» What needs to be done
Reproduce all the lines below exactly and omit the images.

» Dataset extract
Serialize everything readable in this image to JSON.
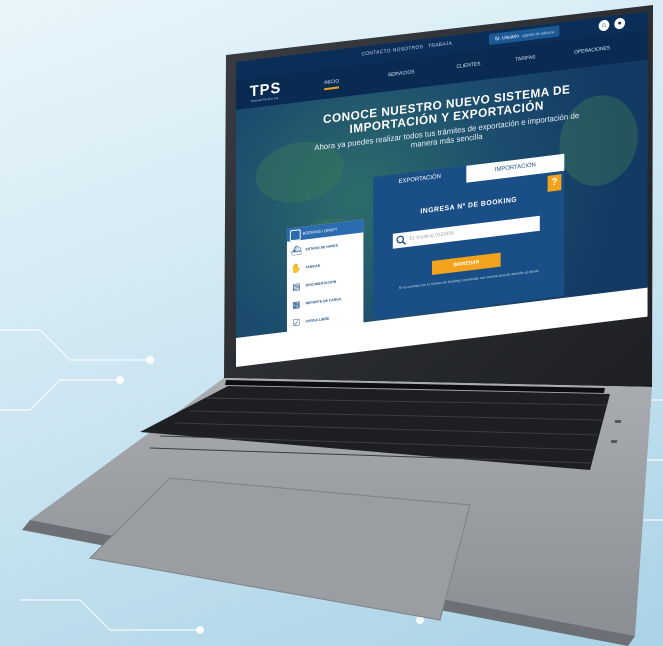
{
  "topbar": {
    "items": [
      "CONTACTO",
      "NOSOTROS",
      "TRABAJA"
    ],
    "user_label": "Sr. Usuario",
    "user_sub": "agente de aduana",
    "icons": [
      "home-icon",
      "user-icon"
    ]
  },
  "nav": {
    "logo": "TPS",
    "logo_sub": "Terminal Pacífico Sur",
    "items": [
      "INICIO",
      "SERVICIOS",
      "CLIENTES",
      "TARIFAS",
      "OPERACIONES"
    ]
  },
  "hero": {
    "title": "CONOCE NUESTRO NUEVO SISTEMA DE IMPORTACIÓN Y EXPORTACIÓN",
    "subtitle": "Ahora ya puedes realizar todos tus trámites de exportación e importación de manera más sencilla"
  },
  "tabs": {
    "export": "EXPORTACIÓN",
    "import": "IMPORTACIÓN",
    "help": "?"
  },
  "booking": {
    "title": "INGRESA Nº DE BOOKING",
    "placeholder": "Ej: booking 0123456",
    "submit": "INGRESAR",
    "note": "Si no cuentas con tu número de booking comunícate con nuestra área de atención al cliente"
  },
  "sidemenu": {
    "header": "BOOKING / DRAFT",
    "items": [
      {
        "label": "ESTADO DE NAVES",
        "icon": "ship-icon"
      },
      {
        "label": "TARIFAS",
        "icon": "hand-coin-icon"
      },
      {
        "label": "DOCUMENTACIÓN",
        "icon": "document-icon"
      },
      {
        "label": "REPORTE DE CARGA",
        "icon": "report-icon"
      },
      {
        "label": "CARGA LIBRE",
        "icon": "check-doc-icon"
      }
    ]
  },
  "colors": {
    "accent": "#f4a31c",
    "primary": "#1a4e86",
    "dark": "#0a2e57"
  }
}
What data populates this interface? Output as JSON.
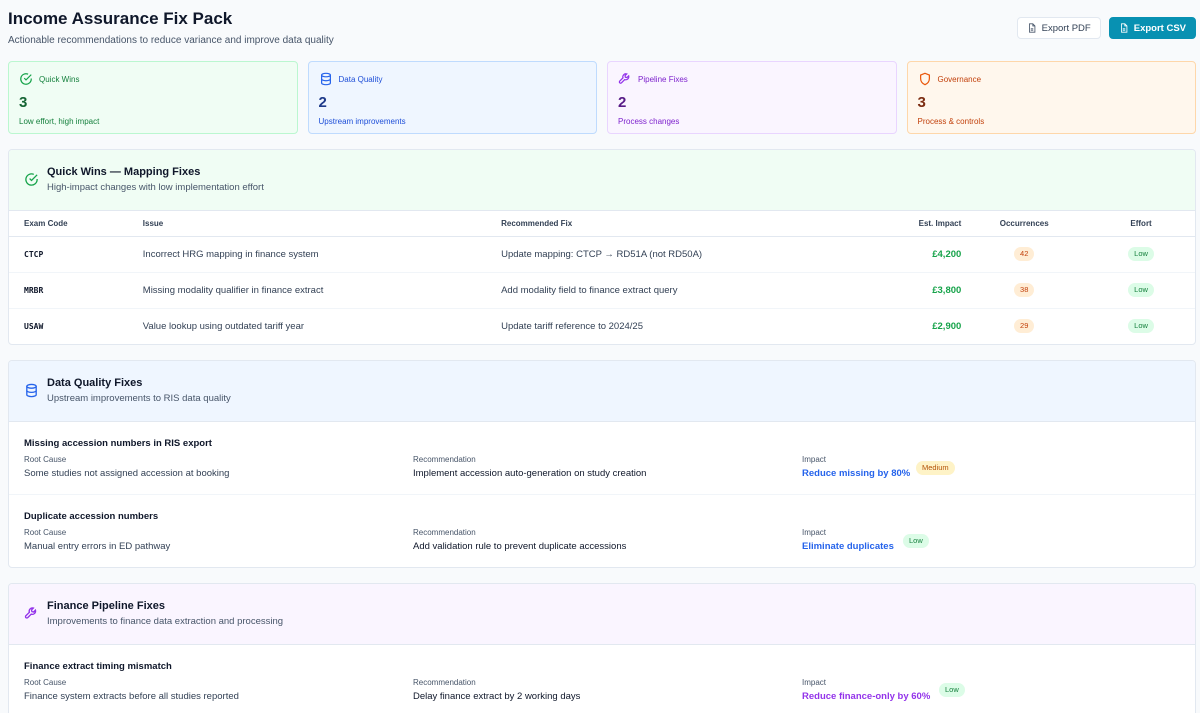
{
  "header": {
    "title": "Income Assurance Fix Pack",
    "subtitle": "Actionable recommendations to reduce variance and improve data quality",
    "export_pdf": "Export PDF",
    "export_csv": "Export CSV"
  },
  "cards": [
    {
      "label": "Quick Wins",
      "value": "3",
      "desc": "Low effort, high impact",
      "icon": "check-circle-icon"
    },
    {
      "label": "Data Quality",
      "value": "2",
      "desc": "Upstream improvements",
      "icon": "database-icon"
    },
    {
      "label": "Pipeline Fixes",
      "value": "2",
      "desc": "Process changes",
      "icon": "wrench-icon"
    },
    {
      "label": "Governance",
      "value": "3",
      "desc": "Process & controls",
      "icon": "shield-icon"
    }
  ],
  "quick_wins": {
    "title": "Quick Wins — Mapping Fixes",
    "subtitle": "High-impact changes with low implementation effort",
    "columns": [
      "Exam Code",
      "Issue",
      "Recommended Fix",
      "Est. Impact",
      "Occurrences",
      "Effort"
    ],
    "rows": [
      {
        "code": "CTCP",
        "issue": "Incorrect HRG mapping in finance system",
        "fix": "Update mapping: CTCP → RD51A (not RD50A)",
        "impact": "£4,200",
        "occurrences": "42",
        "effort": "Low"
      },
      {
        "code": "MRBR",
        "issue": "Missing modality qualifier in finance extract",
        "fix": "Add modality field to finance extract query",
        "impact": "£3,800",
        "occurrences": "38",
        "effort": "Low"
      },
      {
        "code": "USAW",
        "issue": "Value lookup using outdated tariff year",
        "fix": "Update tariff reference to 2024/25",
        "impact": "£2,900",
        "occurrences": "29",
        "effort": "Low"
      }
    ]
  },
  "data_quality": {
    "title": "Data Quality Fixes",
    "subtitle": "Upstream improvements to RIS data quality",
    "root_cause_label": "Root Cause",
    "recommendation_label": "Recommendation",
    "impact_label": "Impact",
    "items": [
      {
        "title": "Missing accession numbers in RIS export",
        "root_cause": "Some studies not assigned accession at booking",
        "recommendation": "Implement accession auto-generation on study creation",
        "impact": "Reduce missing by 80%",
        "effort": "Medium"
      },
      {
        "title": "Duplicate accession numbers",
        "root_cause": "Manual entry errors in ED pathway",
        "recommendation": "Add validation rule to prevent duplicate accessions",
        "impact": "Eliminate duplicates",
        "effort": "Low"
      }
    ]
  },
  "pipeline": {
    "title": "Finance Pipeline Fixes",
    "subtitle": "Improvements to finance data extraction and processing",
    "root_cause_label": "Root Cause",
    "recommendation_label": "Recommendation",
    "impact_label": "Impact",
    "items": [
      {
        "title": "Finance extract timing mismatch",
        "root_cause": "Finance system extracts before all studies reported",
        "recommendation": "Delay finance extract by 2 working days",
        "impact": "Reduce finance-only by 60%",
        "effort": "Low"
      }
    ]
  },
  "colors": {
    "accent": "#0891b2",
    "green": "#16a34a",
    "blue": "#2563eb",
    "purple": "#9333ea",
    "orange": "#ea580c"
  }
}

» Worked solution
Serialize everything readable in this image to JSON.
{
  "topbar": {
    "items": [
      "CONTACTO",
      "NOSOTROS",
      "TRABAJA"
    ],
    "user_label": "Sr. Usuario",
    "user_sub": "agente de aduana",
    "icons": [
      "home-icon",
      "user-icon"
    ]
  },
  "nav": {
    "logo": "TPS",
    "logo_sub": "Terminal Pacífico Sur",
    "items": [
      "INICIO",
      "SERVICIOS",
      "CLIENTES",
      "TARIFAS",
      "OPERACIONES"
    ]
  },
  "hero": {
    "title": "CONOCE NUESTRO NUEVO SISTEMA DE IMPORTACIÓN Y EXPORTACIÓN",
    "subtitle": "Ahora ya puedes realizar todos tus trámites de exportación e importación de manera más sencilla"
  },
  "tabs": {
    "export": "EXPORTACIÓN",
    "import": "IMPORTACIÓN",
    "help": "?"
  },
  "booking": {
    "title": "INGRESA Nº DE BOOKING",
    "placeholder": "Ej: booking 0123456",
    "submit": "INGRESAR",
    "note": "Si no cuentas con tu número de booking comunícate con nuestra área de atención al cliente"
  },
  "sidemenu": {
    "header": "BOOKING / DRAFT",
    "items": [
      {
        "label": "ESTADO DE NAVES",
        "icon": "ship-icon"
      },
      {
        "label": "TARIFAS",
        "icon": "hand-coin-icon"
      },
      {
        "label": "DOCUMENTACIÓN",
        "icon": "document-icon"
      },
      {
        "label": "REPORTE DE CARGA",
        "icon": "report-icon"
      },
      {
        "label": "CARGA LIBRE",
        "icon": "check-doc-icon"
      }
    ]
  },
  "colors": {
    "accent": "#f4a31c",
    "primary": "#1a4e86",
    "dark": "#0a2e57"
  }
}
What data populates this interface? Output as JSON.
{
  "header": {
    "title": "Income Assurance Fix Pack",
    "subtitle": "Actionable recommendations to reduce variance and improve data quality",
    "export_pdf": "Export PDF",
    "export_csv": "Export CSV"
  },
  "cards": [
    {
      "label": "Quick Wins",
      "value": "3",
      "desc": "Low effort, high impact",
      "icon": "check-circle-icon"
    },
    {
      "label": "Data Quality",
      "value": "2",
      "desc": "Upstream improvements",
      "icon": "database-icon"
    },
    {
      "label": "Pipeline Fixes",
      "value": "2",
      "desc": "Process changes",
      "icon": "wrench-icon"
    },
    {
      "label": "Governance",
      "value": "3",
      "desc": "Process & controls",
      "icon": "shield-icon"
    }
  ],
  "quick_wins": {
    "title": "Quick Wins — Mapping Fixes",
    "subtitle": "High-impact changes with low implementation effort",
    "columns": [
      "Exam Code",
      "Issue",
      "Recommended Fix",
      "Est. Impact",
      "Occurrences",
      "Effort"
    ],
    "rows": [
      {
        "code": "CTCP",
        "issue": "Incorrect HRG mapping in finance system",
        "fix": "Update mapping: CTCP → RD51A (not RD50A)",
        "impact": "£4,200",
        "occurrences": "42",
        "effort": "Low"
      },
      {
        "code": "MRBR",
        "issue": "Missing modality qualifier in finance extract",
        "fix": "Add modality field to finance extract query",
        "impact": "£3,800",
        "occurrences": "38",
        "effort": "Low"
      },
      {
        "code": "USAW",
        "issue": "Value lookup using outdated tariff year",
        "fix": "Update tariff reference to 2024/25",
        "impact": "£2,900",
        "occurrences": "29",
        "effort": "Low"
      }
    ]
  },
  "data_quality": {
    "title": "Data Quality Fixes",
    "subtitle": "Upstream improvements to RIS data quality",
    "root_cause_label": "Root Cause",
    "recommendation_label": "Recommendation",
    "impact_label": "Impact",
    "items": [
      {
        "title": "Missing accession numbers in RIS export",
        "root_cause": "Some studies not assigned accession at booking",
        "recommendation": "Implement accession auto-generation on study creation",
        "impact": "Reduce missing by 80%",
        "effort": "Medium"
      },
      {
        "title": "Duplicate accession numbers",
        "root_cause": "Manual entry errors in ED pathway",
        "recommendation": "Add validation rule to prevent duplicate accessions",
        "impact": "Eliminate duplicates",
        "effort": "Low"
      }
    ]
  },
  "pipeline": {
    "title": "Finance Pipeline Fixes",
    "subtitle": "Improvements to finance data extraction and processing",
    "root_cause_label": "Root Cause",
    "recommendation_label": "Recommendation",
    "impact_label": "Impact",
    "items": [
      {
        "title": "Finance extract timing mismatch",
        "root_cause": "Finance system extracts before all studies reported",
        "recommendation": "Delay finance extract by 2 working days",
        "impact": "Reduce finance-only by 60%",
        "effort": "Low"
      }
    ]
  },
  "colors": {
    "accent": "#0891b2",
    "green": "#16a34a",
    "blue": "#2563eb",
    "purple": "#9333ea",
    "orange": "#ea580c"
  }
}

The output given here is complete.